▶ **Exercise instructions**
Pictures in the records should not be copied, but every other part must be repeated exactly.

▶ **Information shown**
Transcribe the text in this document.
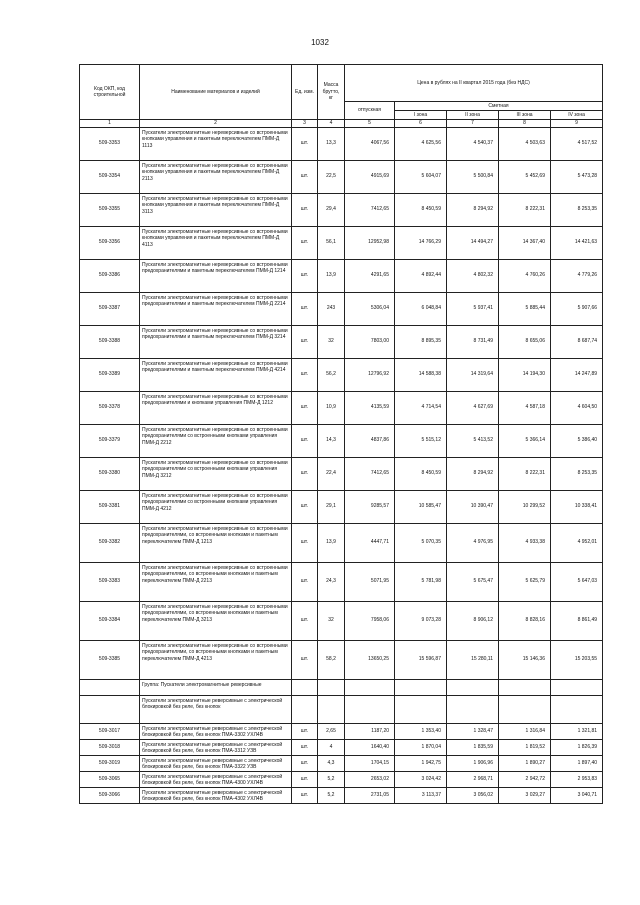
1032
Код ОКП, код строительной	Наименование материалов и изделий	Ед. изм.	Масса брутто, кг	Цена в рублях на II квартал 2015 года (без НДС)				
				отпускная	Сметная			
					I зона	II зона	III зона	IV зона
1	2	3	4	5	6	7	8	9
509-3353	Пускатели электромагнитные нереверсивные со встроенными кнопками управления и пакетным переключателем ПММ-Д 1113	шт.	13,3	4067,56	4 625,56	4 540,37	4 503,63	4 517,52
509-3354	Пускатели электромагнитные нереверсивные со встроенными кнопками управления и пакетным переключателем ПММ-Д 2113	шт.	22,5	4915,69	5 604,07	5 500,84	5 452,69	5 473,28
509-3355	Пускатели электромагнитные нереверсивные со встроенными кнопками управления и пакетным переключателем ПММ-Д 3113	шт.	29,4	7412,65	8 450,59	8 294,92	8 222,31	8 253,35
509-3356	Пускатели электромагнитные нереверсивные со встроенными кнопками управления и пакетным переключателем ПММ-Д 4113	шт.	56,1	12952,98	14 766,29	14 494,27	14 367,40	14 421,63
509-3386	Пускатели электромагнитные нереверсивные со встроенными предохранителями и пакетным переключателем ПММ-Д 1214	шт.	13,9	4291,65	4 892,44	4 802,32	4 760,26	4 779,26
509-3387	Пускатели электромагнитные нереверсивные со встроенными предохранителями и пакетным переключателем ПММ-Д 2214	шт.	243	5306,04	6 048,84	5 937,41	5 885,44	5 907,66
509-3388	Пускатели электромагнитные нереверсивные со встроенными предохранителями и пакетным переключателем ПММ-Д 3214	шт.	32	7803,00	8 895,35	8 731,49	8 655,06	8 687,74
509-3389	Пускатели электромагнитные нереверсивные со встроенными предохранителями и пакетным переключателем ПММ-Д 4214	шт.	56,2	12796,92	14 588,38	14 319,64	14 194,30	14 247,89
509-3378	Пускатели электромагнитные нереверсивные со встроенными предохранителями и кнопками управления ПММ-Д 1212	шт.	10,9	4135,59	4 714,54	4 627,69	4 587,18	4 604,50
509-3379	Пускатели электромагнитные нереверсивные со встроенными предохранителями со встроенными кнопками управления ПММ-Д 2212	шт.	14,3	4837,86	5 515,12	5 413,52	5 366,14	5 386,40
509-3380	Пускатели электромагнитные нереверсивные со встроенными предохранителями со встроенными кнопками управления ПММ-Д 3212	шт.	22,4	7412,65	8 450,59	8 294,92	8 222,31	8 253,35
509-3381	Пускатели электромагнитные нереверсивные со встроенными предохранителями со встроенными кнопками управления ПММ-Д 4212	шт.	29,1	9285,57	10 585,47	10 390,47	10 299,52	10 338,41
509-3382	Пускатели электромагнитные нереверсивные со встроенными предохранителями, со встроенными кнопками и пакетным переключателем ПММ-Д 1213	шт.	13,9	4447,71	5 070,35	4 976,95	4 933,38	4 952,01
509-3383	Пускатели электромагнитные нереверсивные со встроенными предохранителями, со встроенными кнопками и пакетным переключателем ПММ-Д 2213	шт.	24,3	5071,95	5 781,98	5 675,47	5 625,79	5 647,03
509-3384	Пускатели электромагнитные нереверсивные со встроенными предохранителями, со встроенными кнопками и пакетным переключателем ПММ-Д 3213	шт.	32	7958,06	9 073,28	8 906,12	8 828,16	8 861,49
509-3385	Пускатели электромагнитные нереверсивные со встроенными предохранителями, со встроенными кнопками и пакетным переключателем ПММ-Д 4213	шт.	58,2	13650,25	15 596,87	15 280,11	15 146,36	15 203,55
	Группа: Пускатели электромагнитные реверсивные							
	Пускатели электромагнитные реверсивные с электрической блокировкой без реле, без кнопок							
509-3017	Пускатели электромагнитные реверсивные с электрической блокировкой без реле, без кнопок ПМА-3302 УХЛ4В	шт.	2,65	1187,20	1 353,40	1 328,47	1 316,84	1 321,81
509-3018	Пускатели электромагнитные реверсивные с электрической блокировкой без реле, без кнопок ПМА-3312 УЗВ	шт.	4	1640,40	1 870,04	1 835,59	1 819,52	1 826,39
509-3019	Пускатели электромагнитные реверсивные с электрической блокировкой без реле, без кнопок ПМА-3322 УЗВ	шт.	4,3	1704,15	1 942,75	1 906,96	1 890,27	1 897,40
509-3065	Пускатели электромагнитные реверсивные с электрической блокировкой без реле, без кнопок ПМА-4300 УХЛ4В	шт.	5,2	2653,02	3 024,42	2 968,71	2 942,72	2 953,83
509-3066	Пускатели электромагнитные реверсивные с электрической блокировкой без реле, без кнопок ПМА-4302 УХЛ4В	шт.	5,2	2731,05	3 113,37	3 056,02	3 029,27	3 040,71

▶ **Solution for this task**
Transcribe the text in this document.
1032
Код ОКП, код строительной	Наименование материалов и изделий	Ед. изм.	Масса брутто, кг	Цена в рублях на II квартал 2015 года (без НДС)				
				отпускная	Сметная			
					I зона	II зона	III зона	IV зона
1	2	3	4	5	6	7	8	9
509-3353	Пускатели электромагнитные нереверсивные со встроенными кнопками управления и пакетным переключателем ПММ-Д 1113	шт.	13,3	4067,56	4 625,56	4 540,37	4 503,63	4 517,52
509-3354	Пускатели электромагнитные нереверсивные со встроенными кнопками управления и пакетным переключателем ПММ-Д 2113	шт.	22,5	4915,69	5 604,07	5 500,84	5 452,69	5 473,28
509-3355	Пускатели электромагнитные нереверсивные со встроенными кнопками управления и пакетным переключателем ПММ-Д 3113	шт.	29,4	7412,65	8 450,59	8 294,92	8 222,31	8 253,35
509-3356	Пускатели электромагнитные нереверсивные со встроенными кнопками управления и пакетным переключателем ПММ-Д 4113	шт.	56,1	12952,98	14 766,29	14 494,27	14 367,40	14 421,63
509-3386	Пускатели электромагнитные нереверсивные со встроенными предохранителями и пакетным переключателем ПММ-Д 1214	шт.	13,9	4291,65	4 892,44	4 802,32	4 760,26	4 779,26
509-3387	Пускатели электромагнитные нереверсивные со встроенными предохранителями и пакетным переключателем ПММ-Д 2214	шт.	243	5306,04	6 048,84	5 937,41	5 885,44	5 907,66
509-3388	Пускатели электромагнитные нереверсивные со встроенными предохранителями и пакетным переключателем ПММ-Д 3214	шт.	32	7803,00	8 895,35	8 731,49	8 655,06	8 687,74
509-3389	Пускатели электромагнитные нереверсивные со встроенными предохранителями и пакетным переключателем ПММ-Д 4214	шт.	56,2	12796,92	14 588,38	14 319,64	14 194,30	14 247,89
509-3378	Пускатели электромагнитные нереверсивные со встроенными предохранителями и кнопками управления ПММ-Д 1212	шт.	10,9	4135,59	4 714,54	4 627,69	4 587,18	4 604,50
509-3379	Пускатели электромагнитные нереверсивные со встроенными предохранителями со встроенными кнопками управления ПММ-Д 2212	шт.	14,3	4837,86	5 515,12	5 413,52	5 366,14	5 386,40
509-3380	Пускатели электромагнитные нереверсивные со встроенными предохранителями со встроенными кнопками управления ПММ-Д 3212	шт.	22,4	7412,65	8 450,59	8 294,92	8 222,31	8 253,35
509-3381	Пускатели электромагнитные нереверсивные со встроенными предохранителями со встроенными кнопками управления ПММ-Д 4212	шт.	29,1	9285,57	10 585,47	10 390,47	10 299,52	10 338,41
509-3382	Пускатели электромагнитные нереверсивные со встроенными предохранителями, со встроенными кнопками и пакетным переключателем ПММ-Д 1213	шт.	13,9	4447,71	5 070,35	4 976,95	4 933,38	4 952,01
509-3383	Пускатели электромагнитные нереверсивные со встроенными предохранителями, со встроенными кнопками и пакетным переключателем ПММ-Д 2213	шт.	24,3	5071,95	5 781,98	5 675,47	5 625,79	5 647,03
509-3384	Пускатели электромагнитные нереверсивные со встроенными предохранителями, со встроенными кнопками и пакетным переключателем ПММ-Д 3213	шт.	32	7958,06	9 073,28	8 906,12	8 828,16	8 861,49
509-3385	Пускатели электромагнитные нереверсивные со встроенными предохранителями, со встроенными кнопками и пакетным переключателем ПММ-Д 4213	шт.	58,2	13650,25	15 596,87	15 280,11	15 146,36	15 203,55
	Группа: Пускатели электромагнитные реверсивные							
	Пускатели электромагнитные реверсивные с электрической блокировкой без реле, без кнопок							
509-3017	Пускатели электромагнитные реверсивные с электрической блокировкой без реле, без кнопок ПМА-3302 УХЛ4В	шт.	2,65	1187,20	1 353,40	1 328,47	1 316,84	1 321,81
509-3018	Пускатели электромагнитные реверсивные с электрической блокировкой без реле, без кнопок ПМА-3312 УЗВ	шт.	4	1640,40	1 870,04	1 835,59	1 819,52	1 826,39
509-3019	Пускатели электромагнитные реверсивные с электрической блокировкой без реле, без кнопок ПМА-3322 УЗВ	шт.	4,3	1704,15	1 942,75	1 906,96	1 890,27	1 897,40
509-3065	Пускатели электромагнитные реверсивные с электрической блокировкой без реле, без кнопок ПМА-4300 УХЛ4В	шт.	5,2	2653,02	3 024,42	2 968,71	2 942,72	2 953,83
509-3066	Пускатели электромагнитные реверсивные с электрической блокировкой без реле, без кнопок ПМА-4302 УХЛ4В	шт.	5,2	2731,05	3 113,37	3 056,02	3 029,27	3 040,71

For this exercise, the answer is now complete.